=== GOAL ===
Reproduce all of the material exactly as shown.

--- --- ---

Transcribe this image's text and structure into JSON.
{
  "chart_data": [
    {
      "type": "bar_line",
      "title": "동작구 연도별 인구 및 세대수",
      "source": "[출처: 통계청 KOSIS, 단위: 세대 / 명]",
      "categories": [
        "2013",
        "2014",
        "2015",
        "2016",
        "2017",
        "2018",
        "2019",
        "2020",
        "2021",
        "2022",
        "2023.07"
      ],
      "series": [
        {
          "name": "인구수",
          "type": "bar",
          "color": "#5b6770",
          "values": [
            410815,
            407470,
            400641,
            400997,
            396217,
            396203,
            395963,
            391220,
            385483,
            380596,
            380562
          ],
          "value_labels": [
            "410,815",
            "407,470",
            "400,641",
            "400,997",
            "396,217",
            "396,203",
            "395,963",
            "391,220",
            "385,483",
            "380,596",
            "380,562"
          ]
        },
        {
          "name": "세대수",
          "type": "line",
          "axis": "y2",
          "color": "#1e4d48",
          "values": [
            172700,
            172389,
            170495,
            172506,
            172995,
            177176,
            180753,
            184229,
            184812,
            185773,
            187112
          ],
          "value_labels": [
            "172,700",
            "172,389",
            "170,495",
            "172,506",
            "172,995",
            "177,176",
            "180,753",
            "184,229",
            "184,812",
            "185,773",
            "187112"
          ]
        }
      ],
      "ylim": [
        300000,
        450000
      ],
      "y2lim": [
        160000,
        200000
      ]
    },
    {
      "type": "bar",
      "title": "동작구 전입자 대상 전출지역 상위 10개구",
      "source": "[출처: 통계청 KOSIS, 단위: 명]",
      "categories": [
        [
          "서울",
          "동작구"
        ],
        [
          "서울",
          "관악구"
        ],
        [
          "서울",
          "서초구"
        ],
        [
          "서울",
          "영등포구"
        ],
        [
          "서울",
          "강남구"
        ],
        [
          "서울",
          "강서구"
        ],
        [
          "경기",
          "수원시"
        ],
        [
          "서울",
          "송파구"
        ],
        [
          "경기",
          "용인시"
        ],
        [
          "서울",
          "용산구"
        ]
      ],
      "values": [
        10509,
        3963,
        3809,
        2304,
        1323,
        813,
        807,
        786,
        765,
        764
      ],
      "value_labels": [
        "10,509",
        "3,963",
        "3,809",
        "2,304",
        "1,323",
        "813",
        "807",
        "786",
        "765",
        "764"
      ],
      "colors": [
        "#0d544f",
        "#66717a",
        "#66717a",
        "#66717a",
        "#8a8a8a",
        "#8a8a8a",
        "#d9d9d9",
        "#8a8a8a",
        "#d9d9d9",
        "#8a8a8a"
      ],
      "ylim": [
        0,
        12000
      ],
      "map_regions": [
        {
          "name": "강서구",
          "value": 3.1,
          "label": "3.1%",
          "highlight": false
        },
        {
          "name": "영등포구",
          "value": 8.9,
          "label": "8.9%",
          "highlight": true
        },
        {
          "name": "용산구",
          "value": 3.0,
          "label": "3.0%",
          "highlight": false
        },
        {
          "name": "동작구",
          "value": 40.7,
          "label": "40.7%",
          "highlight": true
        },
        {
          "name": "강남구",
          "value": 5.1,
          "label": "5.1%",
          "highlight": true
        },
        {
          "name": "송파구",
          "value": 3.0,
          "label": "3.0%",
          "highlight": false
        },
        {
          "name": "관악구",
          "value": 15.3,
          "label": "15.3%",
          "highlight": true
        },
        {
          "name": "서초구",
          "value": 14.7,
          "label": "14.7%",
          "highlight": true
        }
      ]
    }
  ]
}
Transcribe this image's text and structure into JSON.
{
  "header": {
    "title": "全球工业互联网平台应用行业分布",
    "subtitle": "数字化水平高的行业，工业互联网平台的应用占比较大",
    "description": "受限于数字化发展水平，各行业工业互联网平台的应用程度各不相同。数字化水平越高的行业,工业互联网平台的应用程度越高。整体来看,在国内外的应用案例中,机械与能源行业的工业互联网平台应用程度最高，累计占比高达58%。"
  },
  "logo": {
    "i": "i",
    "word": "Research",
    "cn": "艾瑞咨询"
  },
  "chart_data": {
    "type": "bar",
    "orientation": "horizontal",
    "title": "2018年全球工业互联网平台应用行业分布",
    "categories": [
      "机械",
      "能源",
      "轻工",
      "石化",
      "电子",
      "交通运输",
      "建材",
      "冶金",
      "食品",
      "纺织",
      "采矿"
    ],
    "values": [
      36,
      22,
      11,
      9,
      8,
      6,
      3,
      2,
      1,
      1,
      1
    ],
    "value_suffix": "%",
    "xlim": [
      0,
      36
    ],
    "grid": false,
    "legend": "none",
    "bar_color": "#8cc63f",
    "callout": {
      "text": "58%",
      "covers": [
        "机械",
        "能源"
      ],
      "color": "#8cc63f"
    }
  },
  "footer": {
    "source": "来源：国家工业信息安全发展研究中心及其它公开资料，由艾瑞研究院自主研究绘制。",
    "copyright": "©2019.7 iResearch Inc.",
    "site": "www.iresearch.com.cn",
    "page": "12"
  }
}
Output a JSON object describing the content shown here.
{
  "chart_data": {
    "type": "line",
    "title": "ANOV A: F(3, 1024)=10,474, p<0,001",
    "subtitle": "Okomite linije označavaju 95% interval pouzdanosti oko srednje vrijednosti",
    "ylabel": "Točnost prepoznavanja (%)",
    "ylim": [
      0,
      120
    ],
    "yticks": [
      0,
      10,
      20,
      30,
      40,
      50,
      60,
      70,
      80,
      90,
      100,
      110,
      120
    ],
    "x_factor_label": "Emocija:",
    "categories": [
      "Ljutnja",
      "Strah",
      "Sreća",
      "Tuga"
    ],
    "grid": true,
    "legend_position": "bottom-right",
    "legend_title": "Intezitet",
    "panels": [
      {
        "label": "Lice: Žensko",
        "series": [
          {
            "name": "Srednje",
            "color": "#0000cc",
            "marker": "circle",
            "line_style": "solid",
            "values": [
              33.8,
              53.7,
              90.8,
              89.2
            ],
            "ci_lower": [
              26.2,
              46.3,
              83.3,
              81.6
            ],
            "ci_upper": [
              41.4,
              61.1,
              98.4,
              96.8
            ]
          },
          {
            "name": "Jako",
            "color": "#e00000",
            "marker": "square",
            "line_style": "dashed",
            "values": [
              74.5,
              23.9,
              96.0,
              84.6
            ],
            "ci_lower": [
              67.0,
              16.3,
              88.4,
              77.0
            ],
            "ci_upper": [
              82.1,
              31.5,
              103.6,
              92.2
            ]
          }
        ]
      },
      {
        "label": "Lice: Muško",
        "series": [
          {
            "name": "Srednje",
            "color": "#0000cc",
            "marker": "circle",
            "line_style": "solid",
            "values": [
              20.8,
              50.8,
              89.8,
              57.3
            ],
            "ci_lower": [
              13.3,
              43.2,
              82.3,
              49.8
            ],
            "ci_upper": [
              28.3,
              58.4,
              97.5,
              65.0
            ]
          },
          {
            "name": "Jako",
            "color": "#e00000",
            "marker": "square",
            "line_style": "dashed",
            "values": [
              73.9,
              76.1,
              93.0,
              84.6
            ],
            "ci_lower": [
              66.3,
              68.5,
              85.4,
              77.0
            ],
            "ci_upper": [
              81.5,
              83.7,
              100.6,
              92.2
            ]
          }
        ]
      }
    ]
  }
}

--- --- ---

=== CORRECT RESPONSE ===
Transcribe this image's text and structure into JSON.
{
  "chart_data": [
    {
      "type": "bar_line",
      "title": "동작구 연도별 인구 및 세대수",
      "source": "[출처: 통계청 KOSIS, 단위: 세대 / 명]",
      "categories": [
        "2013",
        "2014",
        "2015",
        "2016",
        "2017",
        "2018",
        "2019",
        "2020",
        "2021",
        "2022",
        "2023.07"
      ],
      "series": [
        {
          "name": "인구수",
          "type": "bar",
          "color": "#5b6770",
          "values": [
            410815,
            407470,
            400641,
            400997,
            396217,
            396203,
            395963,
            391220,
            385483,
            380596,
            380562
          ],
          "value_labels": [
            "410,815",
            "407,470",
            "400,641",
            "400,997",
            "396,217",
            "396,203",
            "395,963",
            "391,220",
            "385,483",
            "380,596",
            "380,562"
          ]
        },
        {
          "name": "세대수",
          "type": "line",
          "axis": "y2",
          "color": "#1e4d48",
          "values": [
            172700,
            172389,
            170495,
            172506,
            172995,
            177176,
            180753,
            184229,
            184812,
            185773,
            187112
          ],
          "value_labels": [
            "172,700",
            "172,389",
            "170,495",
            "172,506",
            "172,995",
            "177,176",
            "180,753",
            "184,229",
            "184,812",
            "185,773",
            "187112"
          ]
        }
      ],
      "ylim": [
        300000,
        450000
      ],
      "y2lim": [
        160000,
        200000
      ]
    },
    {
      "type": "bar",
      "title": "동작구 전입자 대상 전출지역 상위 10개구",
      "source": "[출처: 통계청 KOSIS, 단위: 명]",
      "categories": [
        [
          "서울",
          "동작구"
        ],
        [
          "서울",
          "관악구"
        ],
        [
          "서울",
          "서초구"
        ],
        [
          "서울",
          "영등포구"
        ],
        [
          "서울",
          "강남구"
        ],
        [
          "서울",
          "강서구"
        ],
        [
          "경기",
          "수원시"
        ],
        [
          "서울",
          "송파구"
        ],
        [
          "경기",
          "용인시"
        ],
        [
          "서울",
          "용산구"
        ]
      ],
      "values": [
        10509,
        3963,
        3809,
        2304,
        1323,
        813,
        807,
        786,
        765,
        764
      ],
      "value_labels": [
        "10,509",
        "3,963",
        "3,809",
        "2,304",
        "1,323",
        "813",
        "807",
        "786",
        "765",
        "764"
      ],
      "colors": [
        "#0d544f",
        "#66717a",
        "#66717a",
        "#66717a",
        "#8a8a8a",
        "#8a8a8a",
        "#d9d9d9",
        "#8a8a8a",
        "#d9d9d9",
        "#8a8a8a"
      ],
      "ylim": [
        0,
        12000
      ],
      "map_regions": [
        {
          "name": "강서구",
          "value": 3.1,
          "label": "3.1%",
          "highlight": false
        },
        {
          "name": "영등포구",
          "value": 8.9,
          "label": "8.9%",
          "highlight": true
        },
        {
          "name": "용산구",
          "value": 3.0,
          "label": "3.0%",
          "highlight": false
        },
        {
          "name": "동작구",
          "value": 40.7,
          "label": "40.7%",
          "highlight": true
        },
        {
          "name": "강남구",
          "value": 5.1,
          "label": "5.1%",
          "highlight": true
        },
        {
          "name": "송파구",
          "value": 3.0,
          "label": "3.0%",
          "highlight": false
        },
        {
          "name": "관악구",
          "value": 15.3,
          "label": "15.3%",
          "highlight": true
        },
        {
          "name": "서초구",
          "value": 14.7,
          "label": "14.7%",
          "highlight": true
        }
      ]
    }
  ]
}
Transcribe this image's text and structure into JSON.
{
  "header": {
    "title": "全球工业互联网平台应用行业分布",
    "subtitle": "数字化水平高的行业，工业互联网平台的应用占比较大",
    "description": "受限于数字化发展水平，各行业工业互联网平台的应用程度各不相同。数字化水平越高的行业,工业互联网平台的应用程度越高。整体来看,在国内外的应用案例中,机械与能源行业的工业互联网平台应用程度最高，累计占比高达58%。"
  },
  "logo": {
    "i": "i",
    "word": "Research",
    "cn": "艾瑞咨询"
  },
  "chart_data": {
    "type": "bar",
    "orientation": "horizontal",
    "title": "2018年全球工业互联网平台应用行业分布",
    "categories": [
      "机械",
      "能源",
      "轻工",
      "石化",
      "电子",
      "交通运输",
      "建材",
      "冶金",
      "食品",
      "纺织",
      "采矿"
    ],
    "values": [
      36,
      22,
      11,
      9,
      8,
      6,
      3,
      2,
      1,
      1,
      1
    ],
    "value_suffix": "%",
    "xlim": [
      0,
      36
    ],
    "grid": false,
    "legend": "none",
    "bar_color": "#8cc63f",
    "callout": {
      "text": "58%",
      "covers": [
        "机械",
        "能源"
      ],
      "color": "#8cc63f"
    }
  },
  "footer": {
    "source": "来源：国家工业信息安全发展研究中心及其它公开资料，由艾瑞研究院自主研究绘制。",
    "copyright": "©2019.7 iResearch Inc.",
    "site": "www.iresearch.com.cn",
    "page": "12"
  }
}
Output a JSON object describing the content shown here.
{
  "chart_data": {
    "type": "line",
    "title": "ANOV A: F(3, 1024)=10,474, p<0,001",
    "subtitle": "Okomite linije označavaju 95% interval pouzdanosti oko srednje vrijednosti",
    "ylabel": "Točnost prepoznavanja (%)",
    "ylim": [
      0,
      120
    ],
    "yticks": [
      0,
      10,
      20,
      30,
      40,
      50,
      60,
      70,
      80,
      90,
      100,
      110,
      120
    ],
    "x_factor_label": "Emocija:",
    "categories": [
      "Ljutnja",
      "Strah",
      "Sreća",
      "Tuga"
    ],
    "grid": true,
    "legend_position": "bottom-right",
    "legend_title": "Intezitet",
    "panels": [
      {
        "label": "Lice: Žensko",
        "series": [
          {
            "name": "Srednje",
            "color": "#0000cc",
            "marker": "circle",
            "line_style": "solid",
            "values": [
              33.8,
              53.7,
              90.8,
              89.2
            ],
            "ci_lower": [
              26.2,
              46.3,
              83.3,
              81.6
            ],
            "ci_upper": [
              41.4,
              61.1,
              98.4,
              96.8
            ]
          },
          {
            "name": "Jako",
            "color": "#e00000",
            "marker": "square",
            "line_style": "dashed",
            "values": [
              74.5,
              23.9,
              96.0,
              84.6
            ],
            "ci_lower": [
              67.0,
              16.3,
              88.4,
              77.0
            ],
            "ci_upper": [
              82.1,
              31.5,
              103.6,
              92.2
            ]
          }
        ]
      },
      {
        "label": "Lice: Muško",
        "series": [
          {
            "name": "Srednje",
            "color": "#0000cc",
            "marker": "circle",
            "line_style": "solid",
            "values": [
              20.8,
              50.8,
              89.8,
              57.3
            ],
            "ci_lower": [
              13.3,
              43.2,
              82.3,
              49.8
            ],
            "ci_upper": [
              28.3,
              58.4,
              97.5,
              65.0
            ]
          },
          {
            "name": "Jako",
            "color": "#e00000",
            "marker": "square",
            "line_style": "dashed",
            "values": [
              73.9,
              76.1,
              93.0,
              84.6
            ],
            "ci_lower": [
              66.3,
              68.5,
              85.4,
              77.0
            ],
            "ci_upper": [
              81.5,
              83.7,
              100.6,
              92.2
            ]
          }
        ]
      }
    ]
  }
}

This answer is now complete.